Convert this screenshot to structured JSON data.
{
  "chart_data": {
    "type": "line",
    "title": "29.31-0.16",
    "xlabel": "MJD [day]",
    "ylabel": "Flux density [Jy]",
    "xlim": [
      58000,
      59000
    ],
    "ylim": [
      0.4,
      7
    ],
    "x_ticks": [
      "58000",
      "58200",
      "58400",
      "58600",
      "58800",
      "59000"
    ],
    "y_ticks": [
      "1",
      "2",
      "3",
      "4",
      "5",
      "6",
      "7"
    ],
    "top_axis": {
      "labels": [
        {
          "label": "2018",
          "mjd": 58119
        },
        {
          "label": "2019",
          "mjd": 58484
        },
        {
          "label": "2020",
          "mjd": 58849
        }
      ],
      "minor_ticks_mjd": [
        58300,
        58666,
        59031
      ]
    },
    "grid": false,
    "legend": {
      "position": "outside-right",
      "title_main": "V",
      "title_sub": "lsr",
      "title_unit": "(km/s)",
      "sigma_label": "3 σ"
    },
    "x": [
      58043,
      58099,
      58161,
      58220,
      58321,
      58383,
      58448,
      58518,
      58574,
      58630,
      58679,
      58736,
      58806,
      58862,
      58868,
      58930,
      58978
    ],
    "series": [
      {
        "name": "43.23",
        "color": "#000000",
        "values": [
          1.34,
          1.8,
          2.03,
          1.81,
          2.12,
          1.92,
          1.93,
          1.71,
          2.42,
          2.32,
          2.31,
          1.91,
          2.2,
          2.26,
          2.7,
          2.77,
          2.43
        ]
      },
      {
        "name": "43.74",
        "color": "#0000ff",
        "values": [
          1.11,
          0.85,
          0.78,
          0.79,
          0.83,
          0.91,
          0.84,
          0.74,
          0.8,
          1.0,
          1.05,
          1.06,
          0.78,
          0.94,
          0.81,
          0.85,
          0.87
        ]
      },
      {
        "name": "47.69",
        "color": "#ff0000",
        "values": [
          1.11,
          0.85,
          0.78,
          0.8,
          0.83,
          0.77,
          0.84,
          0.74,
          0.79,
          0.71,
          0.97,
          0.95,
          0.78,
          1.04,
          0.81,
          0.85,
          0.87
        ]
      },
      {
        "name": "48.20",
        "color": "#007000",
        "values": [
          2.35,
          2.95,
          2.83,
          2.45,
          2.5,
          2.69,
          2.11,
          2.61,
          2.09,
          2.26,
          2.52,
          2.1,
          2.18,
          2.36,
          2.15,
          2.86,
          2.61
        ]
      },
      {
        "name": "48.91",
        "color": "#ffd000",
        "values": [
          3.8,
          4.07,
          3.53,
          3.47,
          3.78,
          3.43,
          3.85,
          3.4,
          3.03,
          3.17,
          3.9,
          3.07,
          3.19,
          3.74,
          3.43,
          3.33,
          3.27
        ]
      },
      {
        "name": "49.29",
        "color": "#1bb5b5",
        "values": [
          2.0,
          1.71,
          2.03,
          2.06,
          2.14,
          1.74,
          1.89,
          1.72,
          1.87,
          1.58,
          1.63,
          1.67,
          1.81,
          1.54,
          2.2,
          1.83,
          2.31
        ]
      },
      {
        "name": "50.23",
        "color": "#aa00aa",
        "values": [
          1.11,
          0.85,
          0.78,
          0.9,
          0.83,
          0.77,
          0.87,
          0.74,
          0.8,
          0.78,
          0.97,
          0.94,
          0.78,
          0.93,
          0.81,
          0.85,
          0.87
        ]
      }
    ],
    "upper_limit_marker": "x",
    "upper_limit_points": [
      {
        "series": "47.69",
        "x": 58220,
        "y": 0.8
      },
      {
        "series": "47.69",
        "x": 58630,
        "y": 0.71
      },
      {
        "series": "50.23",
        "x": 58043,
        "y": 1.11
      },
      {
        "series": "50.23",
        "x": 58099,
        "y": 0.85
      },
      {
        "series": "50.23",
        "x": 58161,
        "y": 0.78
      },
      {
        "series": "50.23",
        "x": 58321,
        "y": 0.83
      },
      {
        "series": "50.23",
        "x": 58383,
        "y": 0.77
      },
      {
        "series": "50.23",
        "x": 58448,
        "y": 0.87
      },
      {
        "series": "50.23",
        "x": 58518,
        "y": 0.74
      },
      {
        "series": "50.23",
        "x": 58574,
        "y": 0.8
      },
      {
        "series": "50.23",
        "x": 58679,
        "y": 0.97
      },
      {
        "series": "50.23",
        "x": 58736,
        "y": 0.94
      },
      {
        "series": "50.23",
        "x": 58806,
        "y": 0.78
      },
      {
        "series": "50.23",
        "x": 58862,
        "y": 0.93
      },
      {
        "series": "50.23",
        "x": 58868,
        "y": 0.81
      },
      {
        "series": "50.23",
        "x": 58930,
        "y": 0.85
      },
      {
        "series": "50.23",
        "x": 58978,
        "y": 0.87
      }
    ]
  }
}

▶ [What is required]
Give the complete listing a second time, exactly as it reads.

▶ [The reply]
Convert this screenshot to structured JSON data.
{
  "chart_data": {
    "type": "line",
    "title": "29.31-0.16",
    "xlabel": "MJD [day]",
    "ylabel": "Flux density [Jy]",
    "xlim": [
      58000,
      59000
    ],
    "ylim": [
      0.4,
      7
    ],
    "x_ticks": [
      "58000",
      "58200",
      "58400",
      "58600",
      "58800",
      "59000"
    ],
    "y_ticks": [
      "1",
      "2",
      "3",
      "4",
      "5",
      "6",
      "7"
    ],
    "top_axis": {
      "labels": [
        {
          "label": "2018",
          "mjd": 58119
        },
        {
          "label": "2019",
          "mjd": 58484
        },
        {
          "label": "2020",
          "mjd": 58849
        }
      ],
      "minor_ticks_mjd": [
        58300,
        58666,
        59031
      ]
    },
    "grid": false,
    "legend": {
      "position": "outside-right",
      "title_main": "V",
      "title_sub": "lsr",
      "title_unit": "(km/s)",
      "sigma_label": "3 σ"
    },
    "x": [
      58043,
      58099,
      58161,
      58220,
      58321,
      58383,
      58448,
      58518,
      58574,
      58630,
      58679,
      58736,
      58806,
      58862,
      58868,
      58930,
      58978
    ],
    "series": [
      {
        "name": "43.23",
        "color": "#000000",
        "values": [
          1.34,
          1.8,
          2.03,
          1.81,
          2.12,
          1.92,
          1.93,
          1.71,
          2.42,
          2.32,
          2.31,
          1.91,
          2.2,
          2.26,
          2.7,
          2.77,
          2.43
        ]
      },
      {
        "name": "43.74",
        "color": "#0000ff",
        "values": [
          1.11,
          0.85,
          0.78,
          0.79,
          0.83,
          0.91,
          0.84,
          0.74,
          0.8,
          1.0,
          1.05,
          1.06,
          0.78,
          0.94,
          0.81,
          0.85,
          0.87
        ]
      },
      {
        "name": "47.69",
        "color": "#ff0000",
        "values": [
          1.11,
          0.85,
          0.78,
          0.8,
          0.83,
          0.77,
          0.84,
          0.74,
          0.79,
          0.71,
          0.97,
          0.95,
          0.78,
          1.04,
          0.81,
          0.85,
          0.87
        ]
      },
      {
        "name": "48.20",
        "color": "#007000",
        "values": [
          2.35,
          2.95,
          2.83,
          2.45,
          2.5,
          2.69,
          2.11,
          2.61,
          2.09,
          2.26,
          2.52,
          2.1,
          2.18,
          2.36,
          2.15,
          2.86,
          2.61
        ]
      },
      {
        "name": "48.91",
        "color": "#ffd000",
        "values": [
          3.8,
          4.07,
          3.53,
          3.47,
          3.78,
          3.43,
          3.85,
          3.4,
          3.03,
          3.17,
          3.9,
          3.07,
          3.19,
          3.74,
          3.43,
          3.33,
          3.27
        ]
      },
      {
        "name": "49.29",
        "color": "#1bb5b5",
        "values": [
          2.0,
          1.71,
          2.03,
          2.06,
          2.14,
          1.74,
          1.89,
          1.72,
          1.87,
          1.58,
          1.63,
          1.67,
          1.81,
          1.54,
          2.2,
          1.83,
          2.31
        ]
      },
      {
        "name": "50.23",
        "color": "#aa00aa",
        "values": [
          1.11,
          0.85,
          0.78,
          0.9,
          0.83,
          0.77,
          0.87,
          0.74,
          0.8,
          0.78,
          0.97,
          0.94,
          0.78,
          0.93,
          0.81,
          0.85,
          0.87
        ]
      }
    ],
    "upper_limit_marker": "x",
    "upper_limit_points": [
      {
        "series": "47.69",
        "x": 58220,
        "y": 0.8
      },
      {
        "series": "47.69",
        "x": 58630,
        "y": 0.71
      },
      {
        "series": "50.23",
        "x": 58043,
        "y": 1.11
      },
      {
        "series": "50.23",
        "x": 58099,
        "y": 0.85
      },
      {
        "series": "50.23",
        "x": 58161,
        "y": 0.78
      },
      {
        "series": "50.23",
        "x": 58321,
        "y": 0.83
      },
      {
        "series": "50.23",
        "x": 58383,
        "y": 0.77
      },
      {
        "series": "50.23",
        "x": 58448,
        "y": 0.87
      },
      {
        "series": "50.23",
        "x": 58518,
        "y": 0.74
      },
      {
        "series": "50.23",
        "x": 58574,
        "y": 0.8
      },
      {
        "series": "50.23",
        "x": 58679,
        "y": 0.97
      },
      {
        "series": "50.23",
        "x": 58736,
        "y": 0.94
      },
      {
        "series": "50.23",
        "x": 58806,
        "y": 0.78
      },
      {
        "series": "50.23",
        "x": 58862,
        "y": 0.93
      },
      {
        "series": "50.23",
        "x": 58868,
        "y": 0.81
      },
      {
        "series": "50.23",
        "x": 58930,
        "y": 0.85
      },
      {
        "series": "50.23",
        "x": 58978,
        "y": 0.87
      }
    ]
  }
}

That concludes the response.